**Required task**:
Any pictures in the records below should be skipped; write out everything else exactly.

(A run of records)
_ _ _

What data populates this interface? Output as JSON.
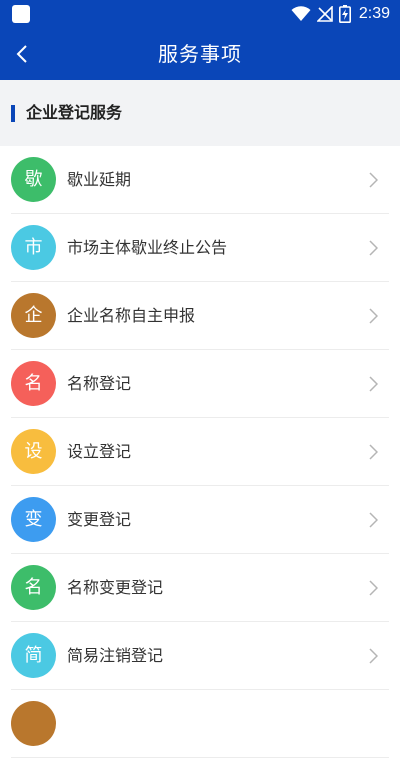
{
  "status_bar": {
    "time": "2:39",
    "icons": [
      "app-icon",
      "wifi-icon",
      "no-signal-icon",
      "battery-charging-icon"
    ]
  },
  "header": {
    "title": "服务事项",
    "back_icon": "chevron-left-icon"
  },
  "section": {
    "title": "企业登记服务"
  },
  "items": [
    {
      "icon_text": "歇",
      "label": "歇业延期",
      "color": "#3dbd6a"
    },
    {
      "icon_text": "市",
      "label": "市场主体歇业终止公告",
      "color": "#4bc9e3"
    },
    {
      "icon_text": "企",
      "label": "企业名称自主申报",
      "color": "#b9772d"
    },
    {
      "icon_text": "名",
      "label": "名称登记",
      "color": "#f5605a"
    },
    {
      "icon_text": "设",
      "label": "设立登记",
      "color": "#f8bd3e"
    },
    {
      "icon_text": "变",
      "label": "变更登记",
      "color": "#3d9cf0"
    },
    {
      "icon_text": "名",
      "label": "名称变更登记",
      "color": "#3dbd6a"
    },
    {
      "icon_text": "简",
      "label": "简易注销登记",
      "color": "#4bc9e3"
    },
    {
      "icon_text": "",
      "label": "",
      "color": "#b9772d"
    }
  ],
  "colors": {
    "primary": "#0a46b8",
    "section_bg": "#f2f3f5",
    "divider": "#ececec",
    "chevron": "#b5b5b5"
  }
}
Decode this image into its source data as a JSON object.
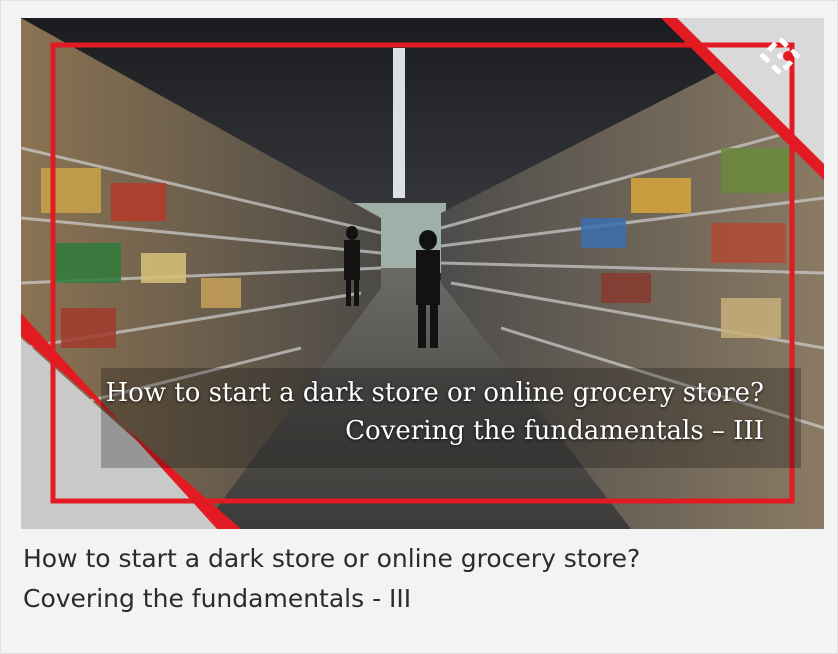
{
  "article": {
    "overlay_title_line1": "How to start a dark store or online grocery store?",
    "overlay_title_line2": "Covering the fundamentals – III",
    "caption_line1": "How to start a dark store or online grocery store?",
    "caption_line2": "Covering the fundamentals - III"
  },
  "colors": {
    "accent_red": "#e21b22",
    "frame_gray": "#c9c9c9",
    "caption_text": "#2b2b2b",
    "background": "#f3f3f3"
  },
  "icons": {
    "brand_logo": "diamond-dots-logo-icon"
  }
}
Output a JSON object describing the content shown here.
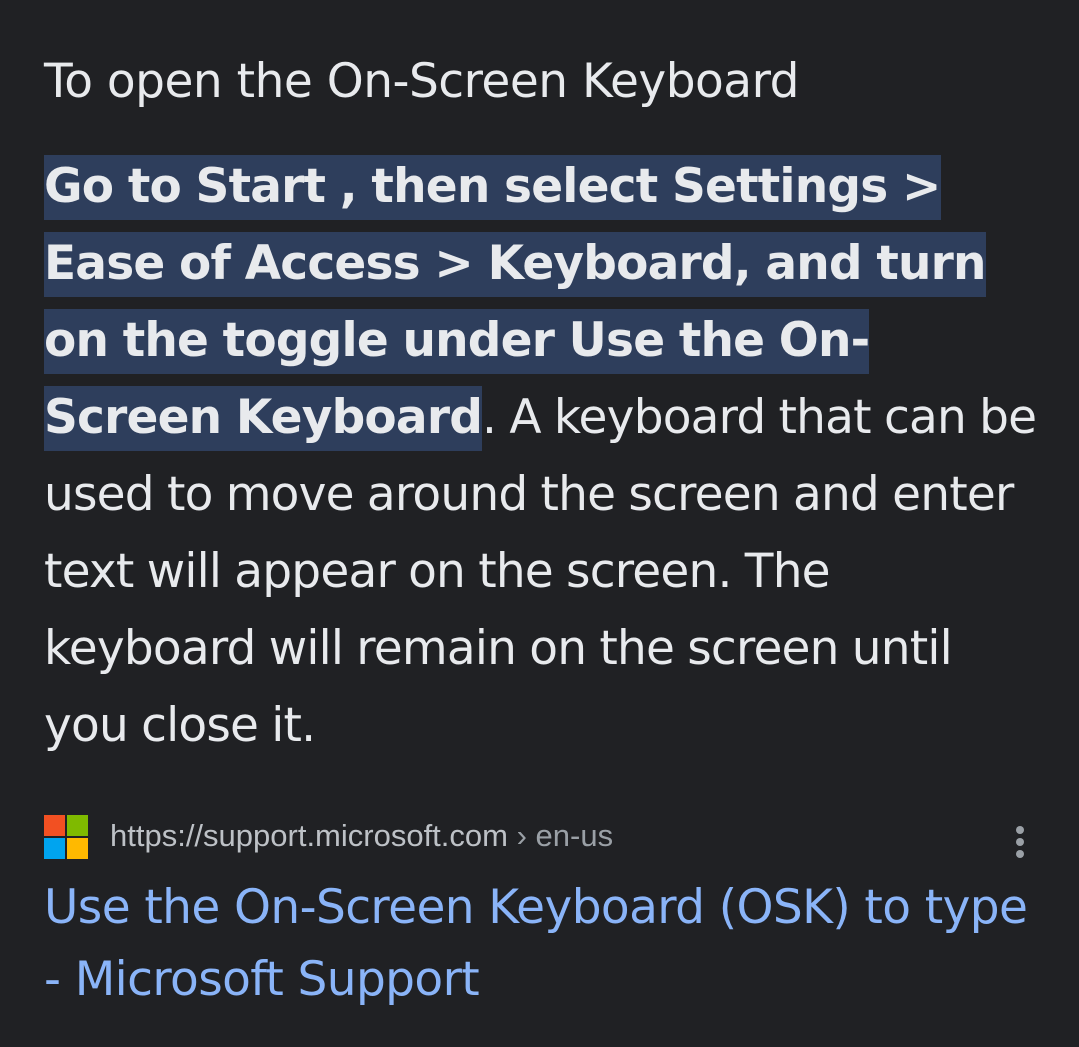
{
  "snippet": {
    "heading": "To open the On-Screen Keyboard",
    "highlight": "Go to Start , then select Settings > Ease of Access > Keyboard, and turn on the toggle under Use the On-Screen Keyboard",
    "rest": ". A keyboard that can be used to move around the screen and enter text will appear on the screen. The keyboard will remain on the screen until you close it."
  },
  "source": {
    "icon": "microsoft-logo-icon",
    "url": "https://support.microsoft.com",
    "separator": " › ",
    "path": "en-us",
    "menu_icon": "more-vert-icon"
  },
  "result": {
    "title": "Use the On-Screen Keyboard (OSK) to type - Microsoft Support"
  },
  "colors": {
    "background": "#202124",
    "text": "#e8eaed",
    "highlight_bg": "#2e3e5c",
    "link": "#8ab4f8",
    "url_text": "#bdc1c6"
  }
}
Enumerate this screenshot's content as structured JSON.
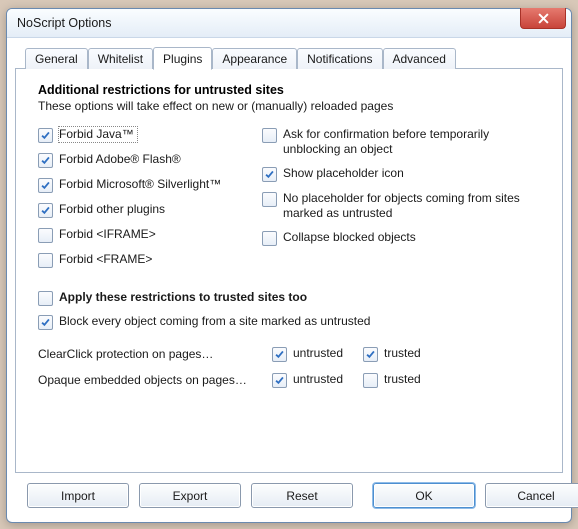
{
  "window": {
    "title": "NoScript Options"
  },
  "tabs": [
    {
      "label": "General"
    },
    {
      "label": "Whitelist"
    },
    {
      "label": "Plugins"
    },
    {
      "label": "Appearance"
    },
    {
      "label": "Notifications"
    },
    {
      "label": "Advanced"
    }
  ],
  "activeTab": 2,
  "plugins": {
    "heading": "Additional restrictions for untrusted sites",
    "subheading": "These options will take effect on new or (manually) reloaded pages",
    "left": [
      {
        "label": "Forbid Java™",
        "checked": true,
        "focused": true
      },
      {
        "label": "Forbid Adobe® Flash®",
        "checked": true
      },
      {
        "label": "Forbid Microsoft® Silverlight™",
        "checked": true
      },
      {
        "label": "Forbid other plugins",
        "checked": true
      },
      {
        "label": "Forbid <IFRAME>",
        "checked": false
      },
      {
        "label": "Forbid <FRAME>",
        "checked": false
      }
    ],
    "right": [
      {
        "label": "Ask for confirmation before temporarily unblocking an object",
        "checked": false,
        "tall": true
      },
      {
        "label": "Show placeholder icon",
        "checked": true
      },
      {
        "label": "No placeholder for objects coming from sites marked as untrusted",
        "checked": false,
        "tall": true
      },
      {
        "label": "Collapse blocked objects",
        "checked": false
      }
    ],
    "applyTrusted": {
      "label": "Apply these restrictions to trusted sites too",
      "checked": false
    },
    "blockUntrusted": {
      "label": "Block every object coming from a site marked as untrusted",
      "checked": true
    },
    "clearclick": {
      "label": "ClearClick protection on pages…",
      "untrusted": {
        "label": "untrusted",
        "checked": true
      },
      "trusted": {
        "label": "trusted",
        "checked": true
      }
    },
    "opaque": {
      "label": "Opaque embedded objects on pages…",
      "untrusted": {
        "label": "untrusted",
        "checked": true
      },
      "trusted": {
        "label": "trusted",
        "checked": false
      }
    }
  },
  "buttons": {
    "import": "Import",
    "export": "Export",
    "reset": "Reset",
    "ok": "OK",
    "cancel": "Cancel"
  }
}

_ _ _

**Task solution**:
What data populates this interface? Output as JSON.
{
  "status_bar": {
    "time": "2:39",
    "icons": [
      "app-icon",
      "wifi-icon",
      "no-signal-icon",
      "battery-charging-icon"
    ]
  },
  "header": {
    "title": "服务事项",
    "back_icon": "chevron-left-icon"
  },
  "section": {
    "title": "企业登记服务"
  },
  "items": [
    {
      "icon_text": "歇",
      "label": "歇业延期",
      "color": "#3dbd6a"
    },
    {
      "icon_text": "市",
      "label": "市场主体歇业终止公告",
      "color": "#4bc9e3"
    },
    {
      "icon_text": "企",
      "label": "企业名称自主申报",
      "color": "#b9772d"
    },
    {
      "icon_text": "名",
      "label": "名称登记",
      "color": "#f5605a"
    },
    {
      "icon_text": "设",
      "label": "设立登记",
      "color": "#f8bd3e"
    },
    {
      "icon_text": "变",
      "label": "变更登记",
      "color": "#3d9cf0"
    },
    {
      "icon_text": "名",
      "label": "名称变更登记",
      "color": "#3dbd6a"
    },
    {
      "icon_text": "简",
      "label": "简易注销登记",
      "color": "#4bc9e3"
    },
    {
      "icon_text": "",
      "label": "",
      "color": "#b9772d"
    }
  ],
  "colors": {
    "primary": "#0a46b8",
    "section_bg": "#f2f3f5",
    "divider": "#ececec",
    "chevron": "#b5b5b5"
  }
}
Decode this image into its source data as a JSON object.
{
  "article": {
    "overlay_title_line1": "How to start a dark store or online grocery store?",
    "overlay_title_line2": "Covering the fundamentals – III",
    "caption_line1": "How to start a dark store or online grocery store?",
    "caption_line2": "Covering the fundamentals - III"
  },
  "colors": {
    "accent_red": "#e21b22",
    "frame_gray": "#c9c9c9",
    "caption_text": "#2b2b2b",
    "background": "#f3f3f3"
  },
  "icons": {
    "brand_logo": "diamond-dots-logo-icon"
  }
}
Output a JSON object describing the content shown here.
{
  "snippet": {
    "heading": "To open the On-Screen Keyboard",
    "highlight": "Go to Start , then select Settings > Ease of Access > Keyboard, and turn on the toggle under Use the On-Screen Keyboard",
    "rest": ". A keyboard that can be used to move around the screen and enter text will appear on the screen. The keyboard will remain on the screen until you close it."
  },
  "source": {
    "icon": "microsoft-logo-icon",
    "url": "https://support.microsoft.com",
    "separator": " › ",
    "path": "en-us",
    "menu_icon": "more-vert-icon"
  },
  "result": {
    "title": "Use the On-Screen Keyboard (OSK) to type - Microsoft Support"
  },
  "colors": {
    "background": "#202124",
    "text": "#e8eaed",
    "highlight_bg": "#2e3e5c",
    "link": "#8ab4f8",
    "url_text": "#bdc1c6"
  }
}
Enumerate this screenshot's content as structured JSON.
{
  "window": {
    "title": "NoScript Options"
  },
  "tabs": [
    {
      "label": "General"
    },
    {
      "label": "Whitelist"
    },
    {
      "label": "Plugins"
    },
    {
      "label": "Appearance"
    },
    {
      "label": "Notifications"
    },
    {
      "label": "Advanced"
    }
  ],
  "activeTab": 2,
  "plugins": {
    "heading": "Additional restrictions for untrusted sites",
    "subheading": "These options will take effect on new or (manually) reloaded pages",
    "left": [
      {
        "label": "Forbid Java™",
        "checked": true,
        "focused": true
      },
      {
        "label": "Forbid Adobe® Flash®",
        "checked": true
      },
      {
        "label": "Forbid Microsoft® Silverlight™",
        "checked": true
      },
      {
        "label": "Forbid other plugins",
        "checked": true
      },
      {
        "label": "Forbid <IFRAME>",
        "checked": false
      },
      {
        "label": "Forbid <FRAME>",
        "checked": false
      }
    ],
    "right": [
      {
        "label": "Ask for confirmation before temporarily unblocking an object",
        "checked": false,
        "tall": true
      },
      {
        "label": "Show placeholder icon",
        "checked": true
      },
      {
        "label": "No placeholder for objects coming from sites marked as untrusted",
        "checked": false,
        "tall": true
      },
      {
        "label": "Collapse blocked objects",
        "checked": false
      }
    ],
    "applyTrusted": {
      "label": "Apply these restrictions to trusted sites too",
      "checked": false
    },
    "blockUntrusted": {
      "label": "Block every object coming from a site marked as untrusted",
      "checked": true
    },
    "clearclick": {
      "label": "ClearClick protection on pages…",
      "untrusted": {
        "label": "untrusted",
        "checked": true
      },
      "trusted": {
        "label": "trusted",
        "checked": true
      }
    },
    "opaque": {
      "label": "Opaque embedded objects on pages…",
      "untrusted": {
        "label": "untrusted",
        "checked": true
      },
      "trusted": {
        "label": "trusted",
        "checked": false
      }
    }
  },
  "buttons": {
    "import": "Import",
    "export": "Export",
    "reset": "Reset",
    "ok": "OK",
    "cancel": "Cancel"
  }
}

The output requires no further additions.